GIVEN EXERCISE: How many lines in the records below contain the string "blob"? Reply with the number only.

Rows from a layout dataset:

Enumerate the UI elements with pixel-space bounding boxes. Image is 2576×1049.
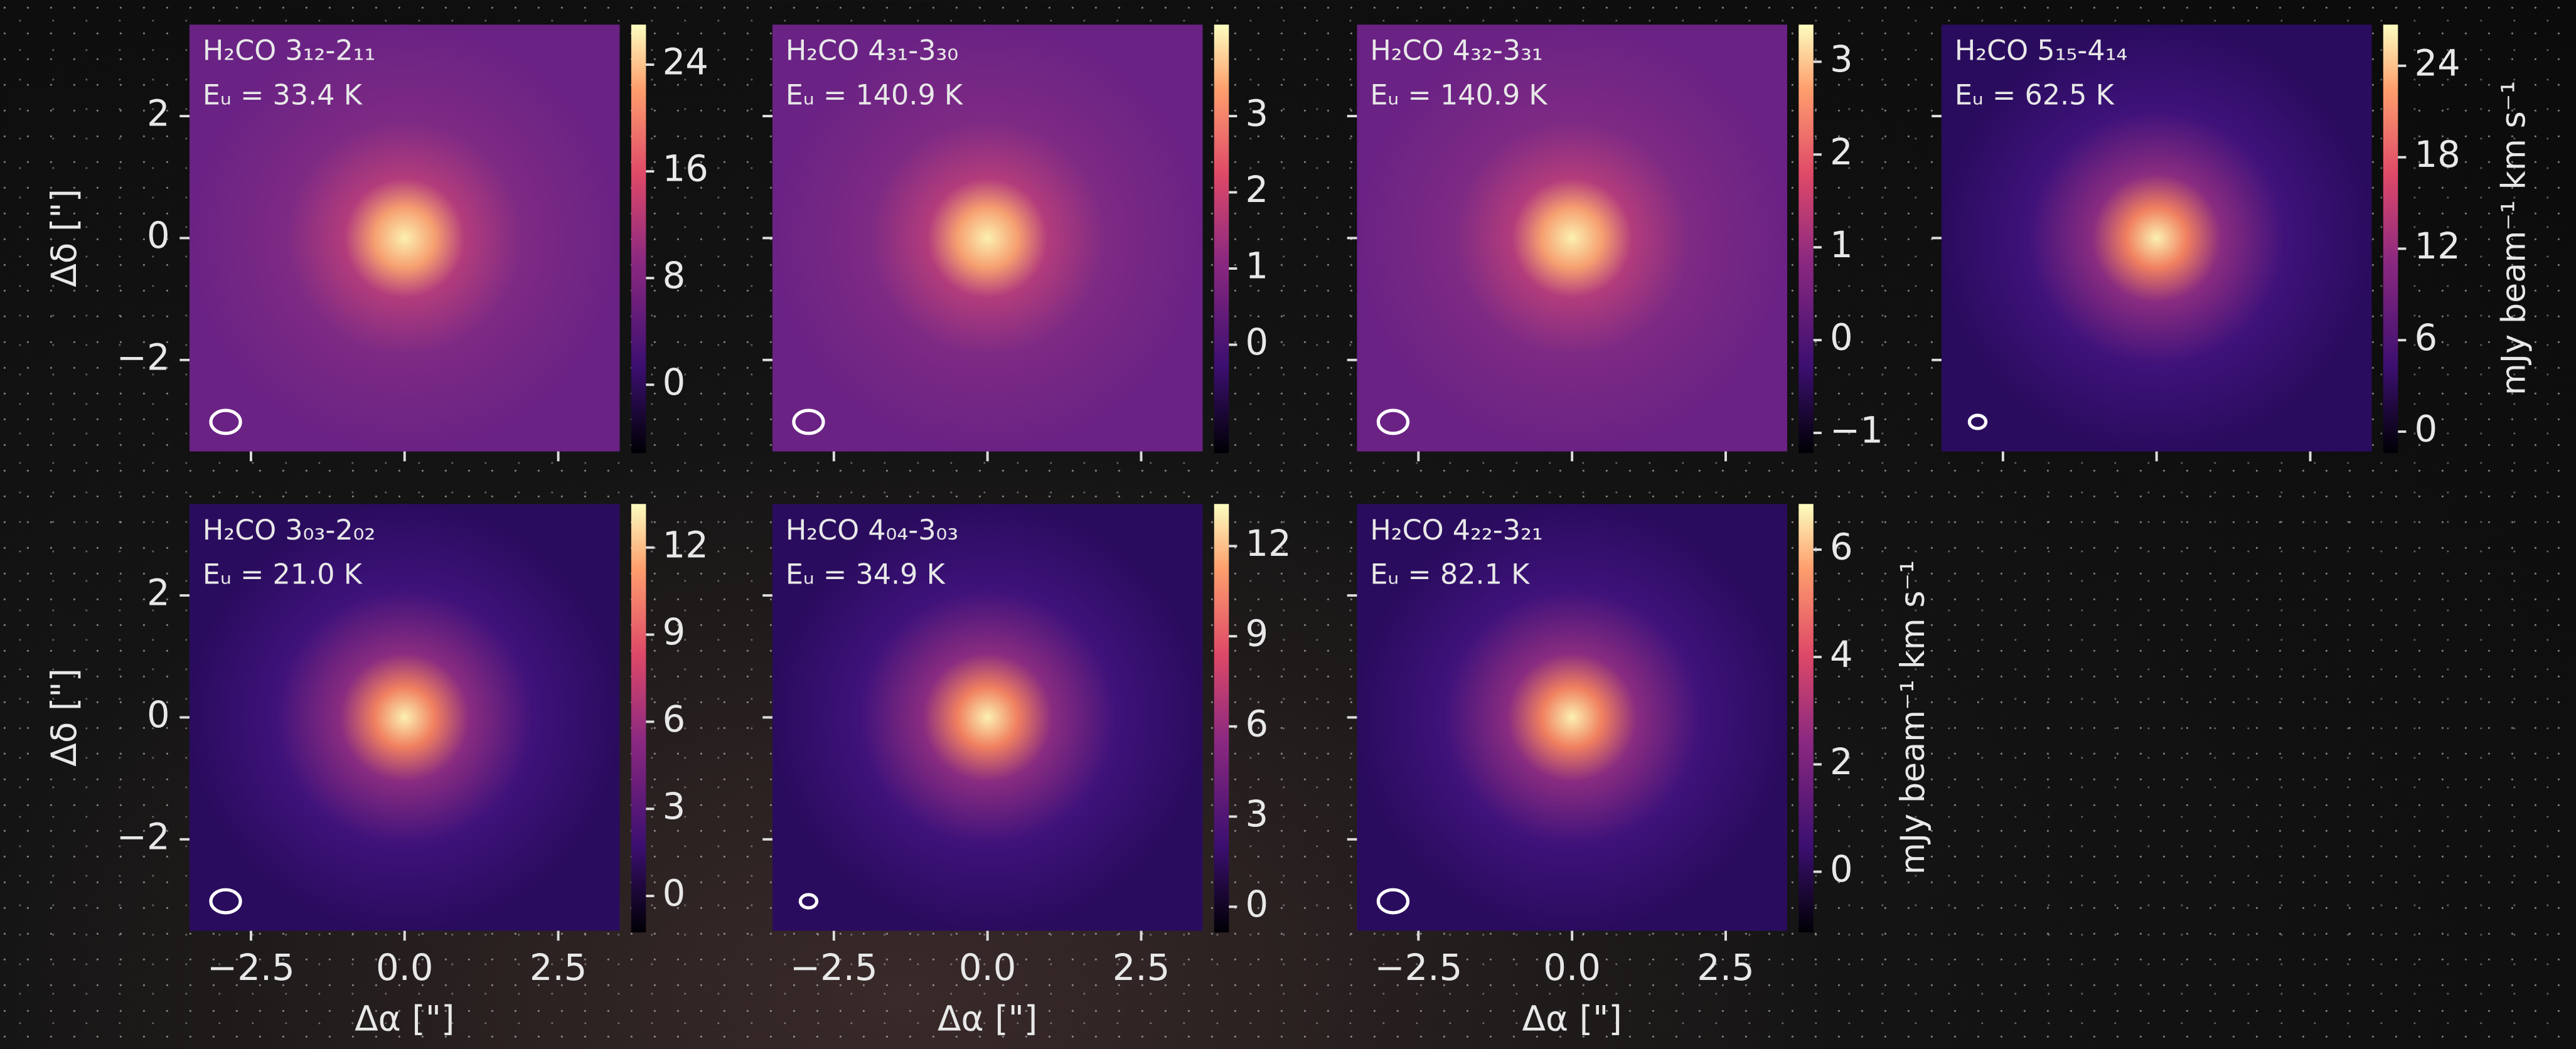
- beam: [1376, 888, 1410, 915]
- panel-title: H₂CO 4₂₂-3₂₁: [1370, 514, 1542, 546]
- panel-subtitle: Eᵤ = 21.0 K: [203, 558, 363, 590]
- beam: [209, 408, 242, 435]
- y-axis-label: Δδ ["]: [44, 668, 84, 767]
- panel-title: H₂CO 3₀₃-2₀₂: [203, 514, 375, 546]
- colorbar-tick-label: 8: [663, 255, 686, 297]
- panel-title: H₂CO 5₁₅-4₁₄: [1955, 35, 2127, 67]
- y-tick-label: 0: [147, 215, 170, 257]
- colorbar-tick-label: 0: [1245, 883, 1268, 925]
- colorbar-tick-label: 12: [663, 524, 708, 566]
- colorbar-tick-label: 24: [663, 41, 708, 83]
- x-axis-label: Δα ["]: [355, 999, 454, 1039]
- y-axis-label: Δδ ["]: [44, 189, 84, 287]
- colorbar-tick-label: 0: [2414, 408, 2437, 450]
- colorbar: [1214, 504, 1229, 933]
- panel: H₂CO 4₀₄-3₀₃ Eᵤ = 34.9 K −2.5 0.0 2.5 Δα ["] 1…: [762, 504, 1291, 1039]
- colorbar-tick-label: 3: [1245, 93, 1268, 135]
- colorbar-tick-label: 12: [2414, 225, 2460, 267]
- colorbar-label: mJy beam⁻¹ km s⁻¹: [1894, 560, 1932, 875]
- emission-blob: [772, 504, 1203, 931]
- colorbar-tick-label: 1: [1245, 245, 1268, 287]
- x-tick-label: 0.0: [376, 947, 434, 989]
- colorbar-tick-label: 2: [1245, 169, 1268, 211]
- x-tick-label: −2.5: [207, 947, 295, 989]
- x-axis-label: Δα ["]: [938, 999, 1037, 1039]
- x-tick-label: 0.0: [1543, 947, 1601, 989]
- panel: H₂CO 3₁₂-2₁₁ Eᵤ = 33.4 K −2 0 2 Δδ ["] 24 16 8 0: [44, 24, 708, 462]
- panel-subtitle: Eᵤ = 34.9 K: [786, 558, 946, 590]
- y-tick-label: −2: [117, 816, 170, 858]
- emission-blob: [190, 504, 620, 931]
- panel: H₂CO 4₃₂-3₃₁ Eᵤ = 140.9 K 3 2 1 0 −1: [1347, 24, 1883, 462]
- emission-blob: [1357, 24, 1787, 452]
- y-tick-label: 2: [147, 572, 170, 614]
- colorbar: [2383, 24, 2398, 454]
- panel-subtitle: Eᵤ = 62.5 K: [1955, 79, 2115, 111]
- y-tick-label: −2: [117, 336, 170, 378]
- x-axis-label: Δα ["]: [1522, 999, 1622, 1039]
- colorbar-tick-label: 9: [1245, 613, 1268, 655]
- colorbar-tick-label: 4: [1830, 634, 1853, 676]
- colorbar-tick-label: 0: [1830, 848, 1853, 890]
- panel-title: H₂CO 4₃₁-3₃₀: [786, 35, 958, 67]
- colorbar-tick-label: 2: [1830, 741, 1853, 783]
- x-tick-label: 0.0: [959, 947, 1017, 989]
- x-tick-label: 2.5: [530, 947, 587, 989]
- beam: [209, 888, 242, 915]
- colorbar-tick-label: 0: [1245, 321, 1268, 363]
- colorbar-tick-label: 3: [1830, 38, 1853, 80]
- colorbar: [631, 504, 646, 933]
- colorbar-label: mJy beam⁻¹ km s⁻¹: [2495, 81, 2533, 395]
- panel-title: H₂CO 4₃₂-3₃₁: [1370, 35, 1542, 67]
- colorbar-tick-label: 2: [1830, 131, 1853, 173]
- colorbar-tick-label: 18: [2414, 134, 2460, 176]
- colorbar-tick-label: 0: [663, 361, 686, 403]
- panel-subtitle: Eᵤ = 33.4 K: [203, 79, 363, 111]
- panel-title: H₂CO 4₀₄-3₀₃: [786, 514, 958, 546]
- beam: [792, 408, 825, 435]
- x-tick-label: −2.5: [790, 947, 878, 989]
- panel-title: H₂CO 3₁₂-2₁₁: [203, 35, 375, 67]
- beam: [1967, 413, 1988, 430]
- colorbar-tick-label: −1: [1830, 410, 1883, 452]
- panel: H₂CO 5₁₅-4₁₄ Eᵤ = 62.5 K 24 18 12 6 0 mJy beam⁻…: [1932, 24, 2533, 462]
- colorbar-tick-label: 0: [1830, 317, 1853, 359]
- colorbar-tick-label: 6: [663, 698, 686, 740]
- colorbar-tick-label: 1: [1830, 224, 1853, 266]
- colorbar-tick-label: 16: [663, 148, 708, 190]
- colorbar-tick-label: 3: [663, 785, 686, 828]
- panel-subtitle: Eᵤ = 140.9 K: [786, 79, 964, 111]
- y-tick-label: 0: [147, 694, 170, 736]
- panel-subtitle: Eᵤ = 82.1 K: [1370, 558, 1531, 590]
- colorbar: [1798, 504, 1814, 933]
- panel: H₂CO 4₂₂-3₂₁ Eᵤ = 82.1 K −2.5 0.0 2.5 Δα ["] 6…: [1347, 504, 1932, 1039]
- colorbar-tick-label: 6: [1830, 526, 1853, 568]
- colorbar-tick-label: 24: [2414, 42, 2460, 84]
- emission-blob: [190, 24, 620, 452]
- panel-subtitle: Eᵤ = 140.9 K: [1370, 79, 1548, 111]
- colorbar: [1798, 24, 1814, 454]
- panel: H₂CO 4₃₁-3₃₀ Eᵤ = 140.9 K 3 2 1 0: [762, 24, 1268, 462]
- emission-blob: [772, 24, 1203, 452]
- x-tick-label: 2.5: [1697, 947, 1755, 989]
- panel: H₂CO 3₀₃-2₀₂ Eᵤ = 21.0 K −2.5 0.0 2.5 −2 0 2 Δα …: [44, 504, 708, 1039]
- beam: [1376, 408, 1410, 435]
- y-tick-label: 2: [147, 93, 170, 135]
- colorbar-tick-label: 6: [2414, 317, 2437, 359]
- colorbar: [1214, 24, 1229, 454]
- x-tick-label: −2.5: [1374, 947, 1462, 989]
- colorbar: [631, 24, 646, 454]
- colorbar-tick-label: 3: [1245, 793, 1268, 835]
- emission-blob: [1357, 504, 1787, 931]
- colorbar-tick-label: 9: [663, 611, 686, 653]
- colorbar-tick-label: 0: [663, 873, 686, 915]
- x-tick-label: 2.5: [1113, 947, 1170, 989]
- beam: [798, 893, 819, 910]
- colorbar-tick-label: 12: [1245, 523, 1291, 565]
- emission-blob: [1941, 24, 2372, 452]
- colorbar-tick-label: 6: [1245, 703, 1268, 745]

FINISHED ANSWER: 7